- WHAT IS ASKED -
Skip the images and return the records below exactly.

- MATERIAL FOR THIS TASK -

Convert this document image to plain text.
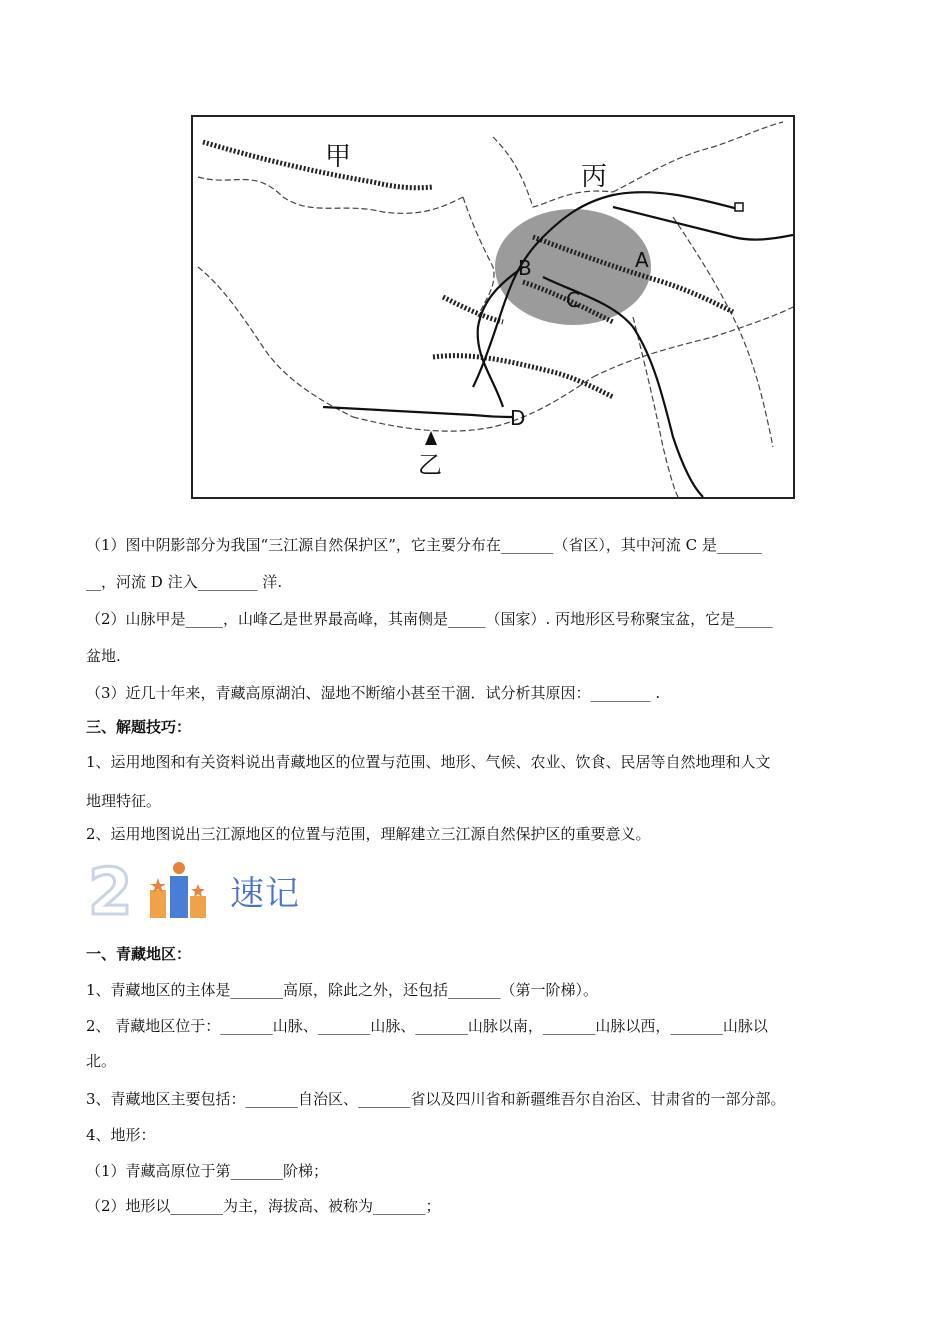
甲
丙
A
B
C
D
乙
（1）图中阴影部分为我国“三江源自然保护区”，它主要分布在_______（省区），其中河流 C 是______
__，河流 D 注入________ 洋.
（2）山脉甲是_____，山峰乙是世界最高峰，其南侧是_____（国家）. 丙地形区号称聚宝盆，它是_____
盆地.
（3）近几十年来，青藏高原湖泊、湿地不断缩小甚至干涸．试分析其原因：________ .
三、解题技巧：
1、运用地图和有关资料说出青藏地区的位置与范围、地形、气候、农业、饮食、民居等自然地理和人文
地理特征。
2、运用地图说出三江源地区的位置与范围，理解建立三江源自然保护区的重要意义。
2	速记
一、青藏地区：
1、青藏地区的主体是_______高原，除此之外，还包括_______（第一阶梯）。
2、 青藏地区位于：_______山脉、_______山脉、_______山脉以南，_______山脉以西，_______山脉以
北。
3、青藏地区主要包括：_______自治区、_______省以及四川省和新疆维吾尔自治区、甘肃省的一部分部。
4、地形：
（1）青藏高原位于第_______阶梯；
（2）地形以_______为主，海拔高、被称为_______；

- SOLUTION FOR THIS PROBLEM -
Convert this document image to plain text.
甲
丙
A
B
C
D
乙
（1）图中阴影部分为我国“三江源自然保护区”，它主要分布在_______（省区），其中河流 C 是______
__，河流 D 注入________ 洋.
（2）山脉甲是_____，山峰乙是世界最高峰，其南侧是_____（国家）. 丙地形区号称聚宝盆，它是_____
盆地.
（3）近几十年来，青藏高原湖泊、湿地不断缩小甚至干涸．试分析其原因：________ .
三、解题技巧：
1、运用地图和有关资料说出青藏地区的位置与范围、地形、气候、农业、饮食、民居等自然地理和人文
地理特征。
2、运用地图说出三江源地区的位置与范围，理解建立三江源自然保护区的重要意义。
2	速记
一、青藏地区：
1、青藏地区的主体是_______高原，除此之外，还包括_______（第一阶梯）。
2、 青藏地区位于：_______山脉、_______山脉、_______山脉以南，_______山脉以西，_______山脉以
北。
3、青藏地区主要包括：_______自治区、_______省以及四川省和新疆维吾尔自治区、甘肃省的一部分部。
4、地形：
（1）青藏高原位于第_______阶梯；
（2）地形以_______为主，海拔高、被称为_______；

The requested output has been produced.